• _DATASET RECORDS_
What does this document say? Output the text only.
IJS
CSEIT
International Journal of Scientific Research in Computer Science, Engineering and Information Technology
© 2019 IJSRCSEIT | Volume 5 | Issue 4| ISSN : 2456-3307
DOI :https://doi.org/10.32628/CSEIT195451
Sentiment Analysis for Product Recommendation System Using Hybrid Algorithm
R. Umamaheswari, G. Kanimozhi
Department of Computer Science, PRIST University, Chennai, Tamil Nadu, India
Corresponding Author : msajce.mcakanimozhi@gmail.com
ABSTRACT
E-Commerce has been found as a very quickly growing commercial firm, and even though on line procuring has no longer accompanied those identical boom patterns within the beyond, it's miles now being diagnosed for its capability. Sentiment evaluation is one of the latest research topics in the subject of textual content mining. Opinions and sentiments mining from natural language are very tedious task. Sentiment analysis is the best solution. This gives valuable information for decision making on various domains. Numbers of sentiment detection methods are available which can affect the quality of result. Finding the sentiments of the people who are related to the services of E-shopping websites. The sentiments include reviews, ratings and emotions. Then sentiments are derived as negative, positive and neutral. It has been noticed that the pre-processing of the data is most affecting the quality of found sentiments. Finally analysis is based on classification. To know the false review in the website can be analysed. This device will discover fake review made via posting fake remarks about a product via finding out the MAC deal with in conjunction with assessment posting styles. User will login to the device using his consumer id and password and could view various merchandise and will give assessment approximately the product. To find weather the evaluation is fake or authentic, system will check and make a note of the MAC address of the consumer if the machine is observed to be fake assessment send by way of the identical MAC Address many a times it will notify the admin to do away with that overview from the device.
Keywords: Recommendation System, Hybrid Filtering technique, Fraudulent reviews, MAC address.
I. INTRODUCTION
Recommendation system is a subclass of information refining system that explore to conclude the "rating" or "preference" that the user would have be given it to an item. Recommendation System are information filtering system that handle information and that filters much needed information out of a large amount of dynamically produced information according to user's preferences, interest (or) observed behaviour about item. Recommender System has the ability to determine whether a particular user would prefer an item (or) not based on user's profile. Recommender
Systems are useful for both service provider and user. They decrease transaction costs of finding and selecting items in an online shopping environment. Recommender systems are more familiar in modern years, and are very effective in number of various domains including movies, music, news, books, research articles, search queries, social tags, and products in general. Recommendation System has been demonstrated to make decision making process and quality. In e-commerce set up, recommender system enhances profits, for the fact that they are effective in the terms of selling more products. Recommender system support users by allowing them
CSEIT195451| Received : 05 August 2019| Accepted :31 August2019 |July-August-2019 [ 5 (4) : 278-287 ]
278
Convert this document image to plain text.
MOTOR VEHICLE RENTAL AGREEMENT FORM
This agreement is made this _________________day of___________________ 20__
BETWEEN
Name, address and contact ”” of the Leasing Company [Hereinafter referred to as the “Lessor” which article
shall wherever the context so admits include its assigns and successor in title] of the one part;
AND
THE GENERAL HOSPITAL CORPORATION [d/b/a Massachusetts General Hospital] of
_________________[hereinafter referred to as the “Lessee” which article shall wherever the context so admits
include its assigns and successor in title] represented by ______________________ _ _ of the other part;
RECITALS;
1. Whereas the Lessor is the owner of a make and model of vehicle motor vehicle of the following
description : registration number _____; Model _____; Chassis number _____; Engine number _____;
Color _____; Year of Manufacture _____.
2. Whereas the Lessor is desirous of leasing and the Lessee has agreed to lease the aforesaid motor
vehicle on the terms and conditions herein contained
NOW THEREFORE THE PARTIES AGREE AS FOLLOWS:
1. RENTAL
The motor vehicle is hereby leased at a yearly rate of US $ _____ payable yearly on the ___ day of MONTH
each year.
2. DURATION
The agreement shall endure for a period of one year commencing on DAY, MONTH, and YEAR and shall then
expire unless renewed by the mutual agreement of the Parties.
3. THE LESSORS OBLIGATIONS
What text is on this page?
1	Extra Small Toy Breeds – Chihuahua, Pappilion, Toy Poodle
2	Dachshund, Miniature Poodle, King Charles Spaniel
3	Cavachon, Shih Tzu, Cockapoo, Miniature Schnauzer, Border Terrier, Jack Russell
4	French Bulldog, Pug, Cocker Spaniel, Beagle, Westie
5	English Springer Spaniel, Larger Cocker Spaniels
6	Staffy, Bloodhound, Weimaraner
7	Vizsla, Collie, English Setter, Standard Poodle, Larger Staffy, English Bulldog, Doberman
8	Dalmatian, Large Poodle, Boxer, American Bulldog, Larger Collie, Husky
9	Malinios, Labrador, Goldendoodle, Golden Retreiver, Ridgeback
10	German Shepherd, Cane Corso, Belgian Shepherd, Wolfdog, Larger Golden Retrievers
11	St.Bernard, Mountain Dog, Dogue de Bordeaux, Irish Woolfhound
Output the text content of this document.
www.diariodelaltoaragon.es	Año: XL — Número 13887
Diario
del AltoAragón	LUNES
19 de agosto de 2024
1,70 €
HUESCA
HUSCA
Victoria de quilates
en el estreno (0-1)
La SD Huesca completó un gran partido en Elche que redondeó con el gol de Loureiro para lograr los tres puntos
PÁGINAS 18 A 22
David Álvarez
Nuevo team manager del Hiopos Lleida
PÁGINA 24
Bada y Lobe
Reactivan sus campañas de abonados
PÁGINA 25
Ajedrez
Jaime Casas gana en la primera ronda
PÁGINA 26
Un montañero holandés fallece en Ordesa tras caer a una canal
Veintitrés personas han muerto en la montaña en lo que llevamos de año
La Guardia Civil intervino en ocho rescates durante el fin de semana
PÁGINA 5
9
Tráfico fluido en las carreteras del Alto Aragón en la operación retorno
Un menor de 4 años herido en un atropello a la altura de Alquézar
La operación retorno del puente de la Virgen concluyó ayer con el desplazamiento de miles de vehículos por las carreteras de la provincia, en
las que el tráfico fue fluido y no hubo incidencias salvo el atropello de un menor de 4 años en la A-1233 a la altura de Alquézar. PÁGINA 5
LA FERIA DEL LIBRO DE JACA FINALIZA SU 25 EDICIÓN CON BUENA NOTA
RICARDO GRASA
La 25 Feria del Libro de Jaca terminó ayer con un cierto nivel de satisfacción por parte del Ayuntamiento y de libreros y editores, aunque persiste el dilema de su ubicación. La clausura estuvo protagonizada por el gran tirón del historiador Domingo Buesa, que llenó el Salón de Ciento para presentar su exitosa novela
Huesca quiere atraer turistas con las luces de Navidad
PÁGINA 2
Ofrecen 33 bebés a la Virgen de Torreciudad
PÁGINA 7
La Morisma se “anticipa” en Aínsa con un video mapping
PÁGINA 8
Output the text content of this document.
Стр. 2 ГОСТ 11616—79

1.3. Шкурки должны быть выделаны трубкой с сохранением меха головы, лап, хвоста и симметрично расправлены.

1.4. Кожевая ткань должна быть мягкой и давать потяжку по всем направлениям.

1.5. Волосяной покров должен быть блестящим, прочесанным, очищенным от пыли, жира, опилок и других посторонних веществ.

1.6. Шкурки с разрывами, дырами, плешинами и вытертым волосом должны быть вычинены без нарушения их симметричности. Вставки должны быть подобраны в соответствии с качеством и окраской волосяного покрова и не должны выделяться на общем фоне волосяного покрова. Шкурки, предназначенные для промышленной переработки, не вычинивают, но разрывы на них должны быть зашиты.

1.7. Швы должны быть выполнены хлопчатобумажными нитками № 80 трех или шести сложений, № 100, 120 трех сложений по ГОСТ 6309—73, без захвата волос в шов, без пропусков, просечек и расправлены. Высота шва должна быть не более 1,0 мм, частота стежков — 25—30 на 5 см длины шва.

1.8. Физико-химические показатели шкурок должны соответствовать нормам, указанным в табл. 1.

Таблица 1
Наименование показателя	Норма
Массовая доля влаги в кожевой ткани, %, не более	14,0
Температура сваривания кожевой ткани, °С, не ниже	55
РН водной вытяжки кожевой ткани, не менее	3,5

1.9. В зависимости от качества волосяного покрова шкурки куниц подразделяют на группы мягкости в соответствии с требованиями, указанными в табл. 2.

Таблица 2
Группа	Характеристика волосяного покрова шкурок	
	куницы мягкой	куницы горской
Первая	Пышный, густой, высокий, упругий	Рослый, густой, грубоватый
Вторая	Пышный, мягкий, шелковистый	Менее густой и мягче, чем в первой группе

• _SHORT PROBLEM_
Identify and copy lines that hold the string "ГОСТ".

• _ANSWER TO THE TASK_
Стр. 2 ГОСТ 11616—79
1.7. Швы должны быть выполнены хлопчатобумажными нитками № 80 трех или шести сложений, № 100, 120 трех сложений по ГОСТ 6309—73, без захвата волос в шов, без пропусков, просечек и расправлены. Высота шва должна быть не более 1,0 мм, частота стежков — 25—30 на 5 см длины шва.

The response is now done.